Exercise objective —
The listing below is to be output in its exact form.

======== Rows ========

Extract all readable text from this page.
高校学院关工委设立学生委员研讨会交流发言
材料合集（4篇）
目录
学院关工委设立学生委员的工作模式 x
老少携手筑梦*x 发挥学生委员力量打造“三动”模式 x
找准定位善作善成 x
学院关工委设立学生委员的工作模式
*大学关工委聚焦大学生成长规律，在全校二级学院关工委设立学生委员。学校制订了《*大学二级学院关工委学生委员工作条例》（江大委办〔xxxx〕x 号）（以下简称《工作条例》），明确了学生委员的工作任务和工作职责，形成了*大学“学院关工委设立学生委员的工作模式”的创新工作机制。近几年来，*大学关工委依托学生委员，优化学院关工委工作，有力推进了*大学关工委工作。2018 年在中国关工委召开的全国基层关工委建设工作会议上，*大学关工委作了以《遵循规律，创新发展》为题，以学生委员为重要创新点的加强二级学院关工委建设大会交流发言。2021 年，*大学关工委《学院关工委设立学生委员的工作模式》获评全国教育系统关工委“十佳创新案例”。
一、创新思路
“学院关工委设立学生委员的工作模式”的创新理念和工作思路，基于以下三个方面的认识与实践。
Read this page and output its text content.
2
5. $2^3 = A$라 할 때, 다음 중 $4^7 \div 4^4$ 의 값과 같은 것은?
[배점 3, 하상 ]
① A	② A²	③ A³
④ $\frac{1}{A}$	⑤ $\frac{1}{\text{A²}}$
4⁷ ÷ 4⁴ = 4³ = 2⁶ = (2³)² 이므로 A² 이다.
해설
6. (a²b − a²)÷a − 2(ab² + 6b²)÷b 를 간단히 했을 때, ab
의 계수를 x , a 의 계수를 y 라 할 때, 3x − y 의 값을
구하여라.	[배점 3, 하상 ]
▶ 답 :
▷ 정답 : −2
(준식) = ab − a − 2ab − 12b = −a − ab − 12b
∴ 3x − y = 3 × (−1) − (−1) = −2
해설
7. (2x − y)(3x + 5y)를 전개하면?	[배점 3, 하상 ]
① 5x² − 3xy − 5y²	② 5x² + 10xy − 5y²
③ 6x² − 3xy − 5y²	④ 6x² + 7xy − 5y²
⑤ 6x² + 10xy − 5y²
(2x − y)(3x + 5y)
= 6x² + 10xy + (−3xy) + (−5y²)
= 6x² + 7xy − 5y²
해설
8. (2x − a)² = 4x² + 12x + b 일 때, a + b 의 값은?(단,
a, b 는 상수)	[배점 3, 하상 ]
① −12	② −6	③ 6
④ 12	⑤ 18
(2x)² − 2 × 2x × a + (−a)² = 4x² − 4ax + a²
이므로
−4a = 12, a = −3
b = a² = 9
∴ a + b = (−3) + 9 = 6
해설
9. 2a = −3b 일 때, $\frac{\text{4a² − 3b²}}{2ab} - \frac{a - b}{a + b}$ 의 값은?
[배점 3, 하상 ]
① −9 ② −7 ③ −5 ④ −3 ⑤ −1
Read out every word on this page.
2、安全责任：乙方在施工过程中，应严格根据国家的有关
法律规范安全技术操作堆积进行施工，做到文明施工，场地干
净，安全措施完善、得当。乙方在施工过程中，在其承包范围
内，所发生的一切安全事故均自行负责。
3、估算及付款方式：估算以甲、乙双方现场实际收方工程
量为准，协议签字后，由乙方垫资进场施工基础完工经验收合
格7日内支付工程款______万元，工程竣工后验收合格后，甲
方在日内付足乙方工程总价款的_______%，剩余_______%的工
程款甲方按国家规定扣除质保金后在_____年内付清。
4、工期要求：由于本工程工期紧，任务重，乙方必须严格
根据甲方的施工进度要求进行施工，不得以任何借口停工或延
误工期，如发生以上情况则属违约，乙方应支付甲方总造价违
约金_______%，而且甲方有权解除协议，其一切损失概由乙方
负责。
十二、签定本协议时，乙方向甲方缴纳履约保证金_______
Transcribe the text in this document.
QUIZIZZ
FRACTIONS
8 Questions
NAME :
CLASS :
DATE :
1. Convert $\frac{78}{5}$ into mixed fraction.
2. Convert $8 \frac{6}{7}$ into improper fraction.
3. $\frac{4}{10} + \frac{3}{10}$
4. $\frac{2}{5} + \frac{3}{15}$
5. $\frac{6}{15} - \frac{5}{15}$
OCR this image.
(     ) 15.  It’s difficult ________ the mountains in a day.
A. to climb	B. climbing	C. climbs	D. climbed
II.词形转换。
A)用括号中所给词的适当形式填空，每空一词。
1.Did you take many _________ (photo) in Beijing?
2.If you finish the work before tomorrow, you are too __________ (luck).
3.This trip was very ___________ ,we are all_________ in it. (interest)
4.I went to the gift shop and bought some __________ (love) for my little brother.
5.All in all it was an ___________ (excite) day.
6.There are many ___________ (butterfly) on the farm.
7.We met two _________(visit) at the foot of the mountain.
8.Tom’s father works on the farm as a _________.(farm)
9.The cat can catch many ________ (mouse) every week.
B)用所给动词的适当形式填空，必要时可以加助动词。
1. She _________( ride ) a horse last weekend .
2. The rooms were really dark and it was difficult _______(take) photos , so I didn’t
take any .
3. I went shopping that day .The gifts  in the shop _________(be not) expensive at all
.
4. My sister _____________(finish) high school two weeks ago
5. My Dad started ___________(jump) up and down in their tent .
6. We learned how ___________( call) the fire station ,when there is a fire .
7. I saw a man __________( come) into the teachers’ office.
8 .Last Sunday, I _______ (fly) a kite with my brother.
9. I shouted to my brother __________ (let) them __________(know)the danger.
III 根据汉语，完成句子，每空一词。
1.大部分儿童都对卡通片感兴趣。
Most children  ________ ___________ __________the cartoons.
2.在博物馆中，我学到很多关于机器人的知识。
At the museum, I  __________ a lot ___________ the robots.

========

Response to this exercise —
Extract all readable text from this page.
高校学院关工委设立学生委员研讨会交流发言
材料合集（4篇）
目录
学院关工委设立学生委员的工作模式 x
老少携手筑梦*x 发挥学生委员力量打造“三动”模式 x
找准定位善作善成 x
学院关工委设立学生委员的工作模式
*大学关工委聚焦大学生成长规律，在全校二级学院关工委设立学生委员。学校制订了《*大学二级学院关工委学生委员工作条例》（江大委办〔xxxx〕x 号）（以下简称《工作条例》），明确了学生委员的工作任务和工作职责，形成了*大学“学院关工委设立学生委员的工作模式”的创新工作机制。近几年来，*大学关工委依托学生委员，优化学院关工委工作，有力推进了*大学关工委工作。2018 年在中国关工委召开的全国基层关工委建设工作会议上，*大学关工委作了以《遵循规律，创新发展》为题，以学生委员为重要创新点的加强二级学院关工委建设大会交流发言。2021 年，*大学关工委《学院关工委设立学生委员的工作模式》获评全国教育系统关工委“十佳创新案例”。
一、创新思路
“学院关工委设立学生委员的工作模式”的创新理念和工作思路，基于以下三个方面的认识与实践。
Read this page and output its text content.
2
5. $2^3 = A$라 할 때, 다음 중 $4^7 \div 4^4$ 의 값과 같은 것은?
[배점 3, 하상 ]
① A	② A²	③ A³
④ $\frac{1}{A}$	⑤ $\frac{1}{\text{A²}}$
4⁷ ÷ 4⁴ = 4³ = 2⁶ = (2³)² 이므로 A² 이다.
해설
6. (a²b − a²)÷a − 2(ab² + 6b²)÷b 를 간단히 했을 때, ab
의 계수를 x , a 의 계수를 y 라 할 때, 3x − y 의 값을
구하여라.	[배점 3, 하상 ]
▶ 답 :
▷ 정답 : −2
(준식) = ab − a − 2ab − 12b = −a − ab − 12b
∴ 3x − y = 3 × (−1) − (−1) = −2
해설
7. (2x − y)(3x + 5y)를 전개하면?	[배점 3, 하상 ]
① 5x² − 3xy − 5y²	② 5x² + 10xy − 5y²
③ 6x² − 3xy − 5y²	④ 6x² + 7xy − 5y²
⑤ 6x² + 10xy − 5y²
(2x − y)(3x + 5y)
= 6x² + 10xy + (−3xy) + (−5y²)
= 6x² + 7xy − 5y²
해설
8. (2x − a)² = 4x² + 12x + b 일 때, a + b 의 값은?(단,
a, b 는 상수)	[배점 3, 하상 ]
① −12	② −6	③ 6
④ 12	⑤ 18
(2x)² − 2 × 2x × a + (−a)² = 4x² − 4ax + a²
이므로
−4a = 12, a = −3
b = a² = 9
∴ a + b = (−3) + 9 = 6
해설
9. 2a = −3b 일 때, $\frac{\text{4a² − 3b²}}{2ab} - \frac{a - b}{a + b}$ 의 값은?
[배점 3, 하상 ]
① −9 ② −7 ③ −5 ④ −3 ⑤ −1
Read out every word on this page.
2、安全责任：乙方在施工过程中，应严格根据国家的有关
法律规范安全技术操作堆积进行施工，做到文明施工，场地干
净，安全措施完善、得当。乙方在施工过程中，在其承包范围
内，所发生的一切安全事故均自行负责。
3、估算及付款方式：估算以甲、乙双方现场实际收方工程
量为准，协议签字后，由乙方垫资进场施工基础完工经验收合
格7日内支付工程款______万元，工程竣工后验收合格后，甲
方在日内付足乙方工程总价款的_______%，剩余_______%的工
程款甲方按国家规定扣除质保金后在_____年内付清。
4、工期要求：由于本工程工期紧，任务重，乙方必须严格
根据甲方的施工进度要求进行施工，不得以任何借口停工或延
误工期，如发生以上情况则属违约，乙方应支付甲方总造价违
约金_______%，而且甲方有权解除协议，其一切损失概由乙方
负责。
十二、签定本协议时，乙方向甲方缴纳履约保证金_______
Transcribe the text in this document.
QUIZIZZ
FRACTIONS
8 Questions
NAME :
CLASS :
DATE :
1. Convert $\frac{78}{5}$ into mixed fraction.
2. Convert $8 \frac{6}{7}$ into improper fraction.
3. $\frac{4}{10} + \frac{3}{10}$
4. $\frac{2}{5} + \frac{3}{15}$
5. $\frac{6}{15} - \frac{5}{15}$
OCR this image.
(     ) 15.  It’s difficult ________ the mountains in a day.
A. to climb	B. climbing	C. climbs	D. climbed
II.词形转换。
A)用括号中所给词的适当形式填空，每空一词。
1.Did you take many _________ (photo) in Beijing?
2.If you finish the work before tomorrow, you are too __________ (luck).
3.This trip was very ___________ ,we are all_________ in it. (interest)
4.I went to the gift shop and bought some __________ (love) for my little brother.
5.All in all it was an ___________ (excite) day.
6.There are many ___________ (butterfly) on the farm.
7.We met two _________(visit) at the foot of the mountain.
8.Tom’s father works on the farm as a _________.(farm)
9.The cat can catch many ________ (mouse) every week.
B)用所给动词的适当形式填空，必要时可以加助动词。
1. She _________( ride ) a horse last weekend .
2. The rooms were really dark and it was difficult _______(take) photos , so I didn’t
take any .
3. I went shopping that day .The gifts  in the shop _________(be not) expensive at all
.
4. My sister _____________(finish) high school two weeks ago
5. My Dad started ___________(jump) up and down in their tent .
6. We learned how ___________( call) the fire station ,when there is a fire .
7. I saw a man __________( come) into the teachers’ office.
8 .Last Sunday, I _______ (fly) a kite with my brother.
9. I shouted to my brother __________ (let) them __________(know)the danger.
III 根据汉语，完成句子，每空一词。
1.大部分儿童都对卡通片感兴趣。
Most children  ________ ___________ __________the cartoons.
2.在博物馆中，我学到很多关于机器人的知识。
At the museum, I  __________ a lot ___________ the robots.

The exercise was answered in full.